Direction
Repeat every line of the material, character for character.

(Collected data entries)
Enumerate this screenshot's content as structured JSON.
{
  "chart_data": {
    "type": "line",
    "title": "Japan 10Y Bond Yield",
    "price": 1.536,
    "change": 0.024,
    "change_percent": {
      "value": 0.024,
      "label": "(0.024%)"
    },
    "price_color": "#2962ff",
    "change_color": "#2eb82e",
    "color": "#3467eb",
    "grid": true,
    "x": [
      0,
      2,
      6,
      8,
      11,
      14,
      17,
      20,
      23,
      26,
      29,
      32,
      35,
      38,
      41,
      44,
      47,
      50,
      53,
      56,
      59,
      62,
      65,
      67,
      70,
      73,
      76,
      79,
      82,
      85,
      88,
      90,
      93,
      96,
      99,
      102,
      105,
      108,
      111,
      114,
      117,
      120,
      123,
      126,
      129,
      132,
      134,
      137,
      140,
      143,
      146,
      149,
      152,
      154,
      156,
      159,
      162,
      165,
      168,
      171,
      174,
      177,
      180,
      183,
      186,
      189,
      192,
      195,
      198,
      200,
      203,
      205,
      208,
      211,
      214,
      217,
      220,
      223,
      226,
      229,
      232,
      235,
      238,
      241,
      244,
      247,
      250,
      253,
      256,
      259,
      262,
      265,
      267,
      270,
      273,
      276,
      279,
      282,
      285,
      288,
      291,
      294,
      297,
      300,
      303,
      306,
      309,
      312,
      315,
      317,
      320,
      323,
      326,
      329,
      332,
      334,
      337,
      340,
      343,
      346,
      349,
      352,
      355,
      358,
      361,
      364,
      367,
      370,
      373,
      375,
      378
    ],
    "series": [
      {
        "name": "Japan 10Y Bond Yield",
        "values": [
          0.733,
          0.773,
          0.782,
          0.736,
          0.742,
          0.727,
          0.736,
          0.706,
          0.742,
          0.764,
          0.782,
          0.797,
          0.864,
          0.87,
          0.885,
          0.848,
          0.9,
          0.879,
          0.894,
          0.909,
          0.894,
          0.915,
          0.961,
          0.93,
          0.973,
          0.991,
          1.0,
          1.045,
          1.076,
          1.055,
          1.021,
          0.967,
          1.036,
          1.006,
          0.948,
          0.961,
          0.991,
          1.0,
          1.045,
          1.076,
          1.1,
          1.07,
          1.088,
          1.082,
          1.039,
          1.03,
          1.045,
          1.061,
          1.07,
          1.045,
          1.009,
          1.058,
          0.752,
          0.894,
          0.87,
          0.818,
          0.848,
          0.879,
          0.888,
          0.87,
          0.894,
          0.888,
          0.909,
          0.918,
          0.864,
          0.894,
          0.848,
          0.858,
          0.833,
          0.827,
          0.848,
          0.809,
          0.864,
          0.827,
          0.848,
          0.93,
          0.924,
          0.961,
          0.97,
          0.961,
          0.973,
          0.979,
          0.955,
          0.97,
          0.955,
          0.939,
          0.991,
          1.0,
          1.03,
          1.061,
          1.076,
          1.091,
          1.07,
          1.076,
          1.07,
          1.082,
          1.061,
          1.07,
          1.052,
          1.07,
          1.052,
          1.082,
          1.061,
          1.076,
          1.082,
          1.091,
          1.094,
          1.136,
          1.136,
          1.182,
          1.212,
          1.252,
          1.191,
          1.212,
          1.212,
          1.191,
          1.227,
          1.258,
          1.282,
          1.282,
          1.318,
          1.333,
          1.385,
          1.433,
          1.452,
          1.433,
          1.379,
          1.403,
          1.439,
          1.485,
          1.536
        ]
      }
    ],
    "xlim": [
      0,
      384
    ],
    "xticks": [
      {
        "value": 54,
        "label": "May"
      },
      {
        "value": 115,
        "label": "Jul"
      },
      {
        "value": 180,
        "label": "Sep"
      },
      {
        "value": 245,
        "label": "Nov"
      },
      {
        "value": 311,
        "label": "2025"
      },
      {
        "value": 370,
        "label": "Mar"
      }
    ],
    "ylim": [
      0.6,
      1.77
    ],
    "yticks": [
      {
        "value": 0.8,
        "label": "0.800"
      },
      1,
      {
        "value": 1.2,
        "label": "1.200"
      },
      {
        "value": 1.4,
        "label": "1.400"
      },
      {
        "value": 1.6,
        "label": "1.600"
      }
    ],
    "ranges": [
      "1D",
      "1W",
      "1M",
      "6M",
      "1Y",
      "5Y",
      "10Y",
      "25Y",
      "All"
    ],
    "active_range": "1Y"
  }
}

Answer in full
Enumerate this screenshot's content as structured JSON.
{
  "chart_data": {
    "type": "line",
    "title": "Japan 10Y Bond Yield",
    "price": 1.536,
    "change": 0.024,
    "change_percent": {
      "value": 0.024,
      "label": "(0.024%)"
    },
    "price_color": "#2962ff",
    "change_color": "#2eb82e",
    "color": "#3467eb",
    "grid": true,
    "x": [
      0,
      2,
      6,
      8,
      11,
      14,
      17,
      20,
      23,
      26,
      29,
      32,
      35,
      38,
      41,
      44,
      47,
      50,
      53,
      56,
      59,
      62,
      65,
      67,
      70,
      73,
      76,
      79,
      82,
      85,
      88,
      90,
      93,
      96,
      99,
      102,
      105,
      108,
      111,
      114,
      117,
      120,
      123,
      126,
      129,
      132,
      134,
      137,
      140,
      143,
      146,
      149,
      152,
      154,
      156,
      159,
      162,
      165,
      168,
      171,
      174,
      177,
      180,
      183,
      186,
      189,
      192,
      195,
      198,
      200,
      203,
      205,
      208,
      211,
      214,
      217,
      220,
      223,
      226,
      229,
      232,
      235,
      238,
      241,
      244,
      247,
      250,
      253,
      256,
      259,
      262,
      265,
      267,
      270,
      273,
      276,
      279,
      282,
      285,
      288,
      291,
      294,
      297,
      300,
      303,
      306,
      309,
      312,
      315,
      317,
      320,
      323,
      326,
      329,
      332,
      334,
      337,
      340,
      343,
      346,
      349,
      352,
      355,
      358,
      361,
      364,
      367,
      370,
      373,
      375,
      378
    ],
    "series": [
      {
        "name": "Japan 10Y Bond Yield",
        "values": [
          0.733,
          0.773,
          0.782,
          0.736,
          0.742,
          0.727,
          0.736,
          0.706,
          0.742,
          0.764,
          0.782,
          0.797,
          0.864,
          0.87,
          0.885,
          0.848,
          0.9,
          0.879,
          0.894,
          0.909,
          0.894,
          0.915,
          0.961,
          0.93,
          0.973,
          0.991,
          1.0,
          1.045,
          1.076,
          1.055,
          1.021,
          0.967,
          1.036,
          1.006,
          0.948,
          0.961,
          0.991,
          1.0,
          1.045,
          1.076,
          1.1,
          1.07,
          1.088,
          1.082,
          1.039,
          1.03,
          1.045,
          1.061,
          1.07,
          1.045,
          1.009,
          1.058,
          0.752,
          0.894,
          0.87,
          0.818,
          0.848,
          0.879,
          0.888,
          0.87,
          0.894,
          0.888,
          0.909,
          0.918,
          0.864,
          0.894,
          0.848,
          0.858,
          0.833,
          0.827,
          0.848,
          0.809,
          0.864,
          0.827,
          0.848,
          0.93,
          0.924,
          0.961,
          0.97,
          0.961,
          0.973,
          0.979,
          0.955,
          0.97,
          0.955,
          0.939,
          0.991,
          1.0,
          1.03,
          1.061,
          1.076,
          1.091,
          1.07,
          1.076,
          1.07,
          1.082,
          1.061,
          1.07,
          1.052,
          1.07,
          1.052,
          1.082,
          1.061,
          1.076,
          1.082,
          1.091,
          1.094,
          1.136,
          1.136,
          1.182,
          1.212,
          1.252,
          1.191,
          1.212,
          1.212,
          1.191,
          1.227,
          1.258,
          1.282,
          1.282,
          1.318,
          1.333,
          1.385,
          1.433,
          1.452,
          1.433,
          1.379,
          1.403,
          1.439,
          1.485,
          1.536
        ]
      }
    ],
    "xlim": [
      0,
      384
    ],
    "xticks": [
      {
        "value": 54,
        "label": "May"
      },
      {
        "value": 115,
        "label": "Jul"
      },
      {
        "value": 180,
        "label": "Sep"
      },
      {
        "value": 245,
        "label": "Nov"
      },
      {
        "value": 311,
        "label": "2025"
      },
      {
        "value": 370,
        "label": "Mar"
      }
    ],
    "ylim": [
      0.6,
      1.77
    ],
    "yticks": [
      {
        "value": 0.8,
        "label": "0.800"
      },
      1,
      {
        "value": 1.2,
        "label": "1.200"
      },
      {
        "value": 1.4,
        "label": "1.400"
      },
      {
        "value": 1.6,
        "label": "1.600"
      }
    ],
    "ranges": [
      "1D",
      "1W",
      "1M",
      "6M",
      "1Y",
      "5Y",
      "10Y",
      "25Y",
      "All"
    ],
    "active_range": "1Y"
  }
}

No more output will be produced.